#### Document section ####
Thursday, September 14, 2017

How can I be sure? - And other questions about doubt, assurance and the Bible

by John Stevens
93 pages / 2014

Without a doubt, this book is sure to be useful for any Christian who wonders whether he or she believes, or whether what he or she has always believed is still true. The author John Stevens demonstrates just how many reasons for and types of doubt there are when, in the book's introduction, he gives eight portraits of Christians who lack assurance in their faith in some form or another.

What makes this gallery of doubters so effective is what Stevens does with it at the end of the book. First though, in five short chapters, broken up into sections of two to four pages, Stevens
  1. defines doubt in six significant ways;
  2. demonstrates five dangers of doubt;
  3. shows how someone can know he or she is a Christian - in both faith and life;
  4. describes five ways to deal with doubt, including understanding doubt's four root causes; and
  5. outlines six ways to strengthen your faith.
####
Task instructions |
1. In the book review, how many portraits of Christians who lack assurance does the book's introduction give?
2. Do these statements agree with the book review? Answer yes or no for each, and quote the words that decide it.
(a) The book runs to 93 pages.
(b) The chapters are broken up into sections of five to six pages.
(c) The book demonstrates five dangers of doubt.
3. Print the part of the book review starting with "Without a doubt, this" and going on through "form or another.".
#### Given material ####
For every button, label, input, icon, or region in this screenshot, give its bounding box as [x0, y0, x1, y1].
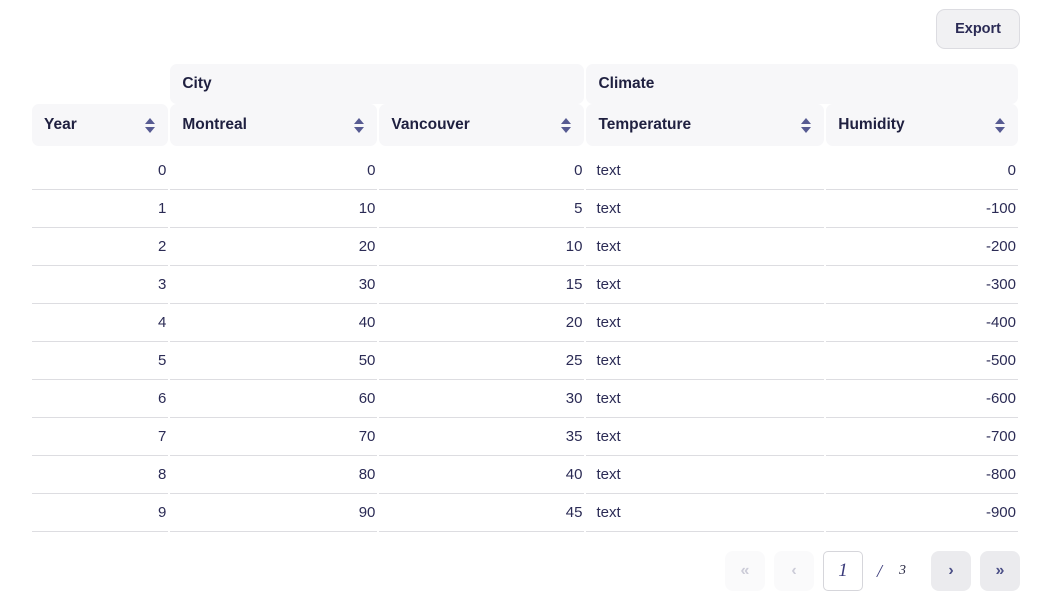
####
Answers for the exercise |
1. Eight.

2.
(a) Yes: "93 pages / 2014"
(b) No: "broken up into sections of two to four pages"
(c) Yes: "demonstrates five dangers of doubt"

3.
Without a doubt, this book is sure to be useful for any Christian who wonders whether he or she believes, or whether what he or she has always believed is still true. The author John Stevens demonstrates just how many reasons for and types of doubt there are when, in the book's introduction, he gives eight portraits of Christians who lack assurance in their faith in some form or another.